### Problem details
Output every line of the data exactly as it appears.

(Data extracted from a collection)

▶

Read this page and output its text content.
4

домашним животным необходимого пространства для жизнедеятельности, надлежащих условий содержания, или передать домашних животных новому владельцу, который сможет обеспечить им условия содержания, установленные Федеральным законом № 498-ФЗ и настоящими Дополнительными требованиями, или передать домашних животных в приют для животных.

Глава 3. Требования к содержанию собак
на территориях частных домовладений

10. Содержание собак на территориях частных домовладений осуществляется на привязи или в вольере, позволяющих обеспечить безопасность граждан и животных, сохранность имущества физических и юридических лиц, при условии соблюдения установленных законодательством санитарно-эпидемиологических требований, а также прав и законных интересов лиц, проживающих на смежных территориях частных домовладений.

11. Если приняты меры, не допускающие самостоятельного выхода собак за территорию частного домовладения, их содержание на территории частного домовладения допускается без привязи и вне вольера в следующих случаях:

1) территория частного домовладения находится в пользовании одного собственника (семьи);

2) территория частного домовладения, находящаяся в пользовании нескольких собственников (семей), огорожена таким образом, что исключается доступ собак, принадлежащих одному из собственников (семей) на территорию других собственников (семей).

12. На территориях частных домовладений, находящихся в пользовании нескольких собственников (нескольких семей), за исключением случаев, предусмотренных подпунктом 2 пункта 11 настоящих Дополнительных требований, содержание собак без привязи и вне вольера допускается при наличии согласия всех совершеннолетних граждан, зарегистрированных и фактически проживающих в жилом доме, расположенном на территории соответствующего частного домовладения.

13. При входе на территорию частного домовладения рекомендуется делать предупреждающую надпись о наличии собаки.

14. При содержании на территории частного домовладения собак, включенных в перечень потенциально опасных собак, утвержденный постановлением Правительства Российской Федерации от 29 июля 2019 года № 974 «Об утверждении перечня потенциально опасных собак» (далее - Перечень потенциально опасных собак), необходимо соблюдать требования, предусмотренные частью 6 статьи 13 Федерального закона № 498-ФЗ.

◀

### Solution to this task
Read this page and output its text content.
4

домашним животным необходимого пространства для жизнедеятельности, надлежащих условий содержания, или передать домашних животных новому владельцу, который сможет обеспечить им условия содержания, установленные Федеральным законом № 498-ФЗ и настоящими Дополнительными требованиями, или передать домашних животных в приют для животных.

Глава 3. Требования к содержанию собак
на территориях частных домовладений

10. Содержание собак на территориях частных домовладений осуществляется на привязи или в вольере, позволяющих обеспечить безопасность граждан и животных, сохранность имущества физических и юридических лиц, при условии соблюдения установленных законодательством санитарно-эпидемиологических требований, а также прав и законных интересов лиц, проживающих на смежных территориях частных домовладений.

11. Если приняты меры, не допускающие самостоятельного выхода собак за территорию частного домовладения, их содержание на территории частного домовладения допускается без привязи и вне вольера в следующих случаях:

1) территория частного домовладения находится в пользовании одного собственника (семьи);

2) территория частного домовладения, находящаяся в пользовании нескольких собственников (семей), огорожена таким образом, что исключается доступ собак, принадлежащих одному из собственников (семей) на территорию других собственников (семей).

12. На территориях частных домовладений, находящихся в пользовании нескольких собственников (нескольких семей), за исключением случаев, предусмотренных подпунктом 2 пункта 11 настоящих Дополнительных требований, содержание собак без привязи и вне вольера допускается при наличии согласия всех совершеннолетних граждан, зарегистрированных и фактически проживающих в жилом доме, расположенном на территории соответствующего частного домовладения.

13. При входе на территорию частного домовладения рекомендуется делать предупреждающую надпись о наличии собаки.

14. При содержании на территории частного домовладения собак, включенных в перечень потенциально опасных собак, утвержденный постановлением Правительства Российской Федерации от 29 июля 2019 года № 974 «Об утверждении перечня потенциально опасных собак» (далее - Перечень потенциально опасных собак), необходимо соблюдать требования, предусмотренные частью 6 статьи 13 Федерального закона № 498-ФЗ.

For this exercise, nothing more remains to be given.